In the material below, find every line with "Oversaw" and pull it out.

---------------

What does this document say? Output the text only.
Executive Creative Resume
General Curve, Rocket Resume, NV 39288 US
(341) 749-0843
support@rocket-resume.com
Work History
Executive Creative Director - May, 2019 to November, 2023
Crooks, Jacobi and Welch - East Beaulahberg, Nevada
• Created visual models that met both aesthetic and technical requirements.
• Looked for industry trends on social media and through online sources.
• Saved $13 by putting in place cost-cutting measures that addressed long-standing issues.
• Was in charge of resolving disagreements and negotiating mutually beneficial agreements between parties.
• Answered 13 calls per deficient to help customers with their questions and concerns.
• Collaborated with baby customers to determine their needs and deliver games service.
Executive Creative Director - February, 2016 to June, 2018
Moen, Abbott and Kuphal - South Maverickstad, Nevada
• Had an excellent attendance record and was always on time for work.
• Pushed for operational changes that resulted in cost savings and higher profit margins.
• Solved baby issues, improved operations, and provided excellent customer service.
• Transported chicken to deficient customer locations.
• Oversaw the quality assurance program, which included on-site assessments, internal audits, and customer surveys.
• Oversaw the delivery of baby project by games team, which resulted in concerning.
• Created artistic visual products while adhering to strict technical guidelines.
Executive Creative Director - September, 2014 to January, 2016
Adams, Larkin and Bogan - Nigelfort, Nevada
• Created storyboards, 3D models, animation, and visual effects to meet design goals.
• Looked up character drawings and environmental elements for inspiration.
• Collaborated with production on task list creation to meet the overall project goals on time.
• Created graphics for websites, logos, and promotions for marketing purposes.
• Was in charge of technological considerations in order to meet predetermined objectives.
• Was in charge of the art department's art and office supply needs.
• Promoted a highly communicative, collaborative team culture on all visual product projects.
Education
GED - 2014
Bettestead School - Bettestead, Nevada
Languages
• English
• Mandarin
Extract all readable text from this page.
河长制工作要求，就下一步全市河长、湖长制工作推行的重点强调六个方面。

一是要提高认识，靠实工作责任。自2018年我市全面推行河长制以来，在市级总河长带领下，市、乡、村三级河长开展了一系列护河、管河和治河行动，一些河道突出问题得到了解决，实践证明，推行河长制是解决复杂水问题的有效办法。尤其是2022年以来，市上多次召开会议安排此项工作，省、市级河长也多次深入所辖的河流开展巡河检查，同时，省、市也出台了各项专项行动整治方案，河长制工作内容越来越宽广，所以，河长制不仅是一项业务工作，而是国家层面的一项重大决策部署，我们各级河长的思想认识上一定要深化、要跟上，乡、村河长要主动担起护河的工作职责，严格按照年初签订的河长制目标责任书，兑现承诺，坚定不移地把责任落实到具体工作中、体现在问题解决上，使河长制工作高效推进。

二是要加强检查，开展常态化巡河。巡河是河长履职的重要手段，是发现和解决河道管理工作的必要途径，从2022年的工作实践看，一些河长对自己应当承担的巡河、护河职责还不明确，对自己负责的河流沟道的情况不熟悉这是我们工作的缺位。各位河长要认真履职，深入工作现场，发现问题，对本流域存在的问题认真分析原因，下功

---------------

» **The result**:
• Oversaw the quality assurance program, which included on-site assessments, internal audits, and customer surveys.
• Oversaw the delivery of baby project by games team, which resulted in concerning.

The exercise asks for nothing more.